Figure record extracts
################
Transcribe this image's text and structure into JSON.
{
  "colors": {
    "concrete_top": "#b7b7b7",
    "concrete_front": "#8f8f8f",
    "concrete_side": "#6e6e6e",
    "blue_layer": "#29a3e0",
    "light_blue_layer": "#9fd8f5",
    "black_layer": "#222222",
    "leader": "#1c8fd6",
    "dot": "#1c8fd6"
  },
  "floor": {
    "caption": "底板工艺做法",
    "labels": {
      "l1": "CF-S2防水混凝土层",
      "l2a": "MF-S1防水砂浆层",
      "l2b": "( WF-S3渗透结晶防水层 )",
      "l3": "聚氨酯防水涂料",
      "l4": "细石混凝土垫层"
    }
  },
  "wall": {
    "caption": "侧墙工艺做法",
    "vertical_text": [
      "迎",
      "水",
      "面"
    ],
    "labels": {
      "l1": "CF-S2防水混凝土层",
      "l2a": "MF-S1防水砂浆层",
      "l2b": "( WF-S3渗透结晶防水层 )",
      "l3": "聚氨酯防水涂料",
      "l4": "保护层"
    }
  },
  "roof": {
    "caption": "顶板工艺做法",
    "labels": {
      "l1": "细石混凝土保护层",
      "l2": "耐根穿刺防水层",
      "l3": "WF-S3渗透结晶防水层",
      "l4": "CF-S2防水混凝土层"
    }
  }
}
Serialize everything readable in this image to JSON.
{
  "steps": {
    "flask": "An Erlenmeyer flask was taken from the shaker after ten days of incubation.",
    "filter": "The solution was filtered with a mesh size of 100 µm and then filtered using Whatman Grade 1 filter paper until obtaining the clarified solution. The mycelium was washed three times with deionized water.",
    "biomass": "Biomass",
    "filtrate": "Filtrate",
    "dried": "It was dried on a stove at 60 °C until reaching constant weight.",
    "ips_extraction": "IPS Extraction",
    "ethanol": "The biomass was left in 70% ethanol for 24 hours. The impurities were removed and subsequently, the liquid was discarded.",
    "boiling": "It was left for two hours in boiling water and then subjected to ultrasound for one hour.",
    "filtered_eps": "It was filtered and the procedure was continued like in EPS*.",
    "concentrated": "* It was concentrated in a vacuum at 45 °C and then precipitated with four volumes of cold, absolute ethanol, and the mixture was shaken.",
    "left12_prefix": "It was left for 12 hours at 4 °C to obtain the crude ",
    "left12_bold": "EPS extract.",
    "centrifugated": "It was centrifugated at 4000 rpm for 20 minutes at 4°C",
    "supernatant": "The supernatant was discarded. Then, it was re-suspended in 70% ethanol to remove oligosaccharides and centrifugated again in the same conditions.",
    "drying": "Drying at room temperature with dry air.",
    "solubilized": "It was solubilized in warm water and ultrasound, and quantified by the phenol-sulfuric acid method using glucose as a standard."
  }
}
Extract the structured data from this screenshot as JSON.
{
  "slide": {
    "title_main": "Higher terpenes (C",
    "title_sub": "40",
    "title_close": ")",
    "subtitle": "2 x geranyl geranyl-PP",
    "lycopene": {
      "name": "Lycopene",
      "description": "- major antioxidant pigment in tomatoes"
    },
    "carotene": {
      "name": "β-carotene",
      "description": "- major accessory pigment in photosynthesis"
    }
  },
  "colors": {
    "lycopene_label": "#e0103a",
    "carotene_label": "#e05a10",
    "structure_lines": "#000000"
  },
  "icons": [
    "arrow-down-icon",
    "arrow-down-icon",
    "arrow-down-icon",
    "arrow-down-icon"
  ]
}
################
Choose all lines containing the string "pigment" and copy them out.

EXERCISE OUTPUT:
      "description": "- major antioxidant pigment in tomatoes"
      "description": "- major accessory pigment in photosynthesis"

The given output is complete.